*PROBLEM DETAILS*:
Provide a single number: the count of lines containing the string "suposiciones".

*RECORDED INFORMATION*:
☆ ☆ ☆ ☆ ☆ ☆ ☆
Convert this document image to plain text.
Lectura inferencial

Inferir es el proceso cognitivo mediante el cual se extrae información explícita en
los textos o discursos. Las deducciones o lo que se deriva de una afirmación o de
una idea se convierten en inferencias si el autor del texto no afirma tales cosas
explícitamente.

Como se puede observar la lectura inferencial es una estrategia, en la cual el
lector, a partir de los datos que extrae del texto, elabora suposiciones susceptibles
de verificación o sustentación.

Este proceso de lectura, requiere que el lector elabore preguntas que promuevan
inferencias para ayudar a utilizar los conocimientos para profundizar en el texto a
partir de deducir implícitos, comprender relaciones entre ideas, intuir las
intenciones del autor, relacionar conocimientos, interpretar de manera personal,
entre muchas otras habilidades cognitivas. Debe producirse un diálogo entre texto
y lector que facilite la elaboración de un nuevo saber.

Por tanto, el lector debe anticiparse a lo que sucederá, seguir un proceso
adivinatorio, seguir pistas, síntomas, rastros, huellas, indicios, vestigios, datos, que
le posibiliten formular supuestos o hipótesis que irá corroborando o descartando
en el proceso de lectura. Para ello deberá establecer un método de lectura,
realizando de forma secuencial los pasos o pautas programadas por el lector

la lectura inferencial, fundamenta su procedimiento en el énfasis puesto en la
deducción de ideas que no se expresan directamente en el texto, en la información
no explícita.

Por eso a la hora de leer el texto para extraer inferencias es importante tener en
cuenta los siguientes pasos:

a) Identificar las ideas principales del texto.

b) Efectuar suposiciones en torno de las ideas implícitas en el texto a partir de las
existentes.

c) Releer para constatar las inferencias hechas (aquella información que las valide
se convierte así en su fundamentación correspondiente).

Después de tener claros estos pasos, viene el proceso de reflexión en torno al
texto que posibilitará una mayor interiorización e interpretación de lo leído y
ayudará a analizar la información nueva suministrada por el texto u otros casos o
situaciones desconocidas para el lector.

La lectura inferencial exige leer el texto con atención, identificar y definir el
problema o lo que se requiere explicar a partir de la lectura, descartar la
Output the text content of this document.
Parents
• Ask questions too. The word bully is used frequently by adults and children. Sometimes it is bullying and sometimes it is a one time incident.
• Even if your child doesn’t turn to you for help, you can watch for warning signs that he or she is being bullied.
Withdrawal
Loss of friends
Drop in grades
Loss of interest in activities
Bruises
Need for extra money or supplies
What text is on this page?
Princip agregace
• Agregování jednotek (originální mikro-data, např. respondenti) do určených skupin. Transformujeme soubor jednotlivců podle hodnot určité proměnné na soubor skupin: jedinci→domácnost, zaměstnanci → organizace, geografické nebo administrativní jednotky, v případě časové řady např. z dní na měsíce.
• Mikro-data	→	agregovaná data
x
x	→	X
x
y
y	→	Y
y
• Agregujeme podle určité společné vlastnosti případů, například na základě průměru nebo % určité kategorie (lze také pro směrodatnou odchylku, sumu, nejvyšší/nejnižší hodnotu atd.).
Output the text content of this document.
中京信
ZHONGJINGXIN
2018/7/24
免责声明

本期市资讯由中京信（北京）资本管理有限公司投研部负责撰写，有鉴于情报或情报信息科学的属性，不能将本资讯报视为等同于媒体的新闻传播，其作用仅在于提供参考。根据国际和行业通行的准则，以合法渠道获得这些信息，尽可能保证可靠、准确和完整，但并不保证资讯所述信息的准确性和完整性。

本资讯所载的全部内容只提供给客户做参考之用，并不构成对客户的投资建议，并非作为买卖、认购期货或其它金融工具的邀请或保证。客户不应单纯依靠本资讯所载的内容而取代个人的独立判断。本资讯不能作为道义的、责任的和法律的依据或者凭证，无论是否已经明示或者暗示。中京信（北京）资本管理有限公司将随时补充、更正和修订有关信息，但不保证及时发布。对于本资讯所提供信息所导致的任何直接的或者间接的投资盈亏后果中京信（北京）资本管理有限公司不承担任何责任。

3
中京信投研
☆ ☆ ☆ ☆ ☆ ☆ ☆
*FINISHED TASK*:
2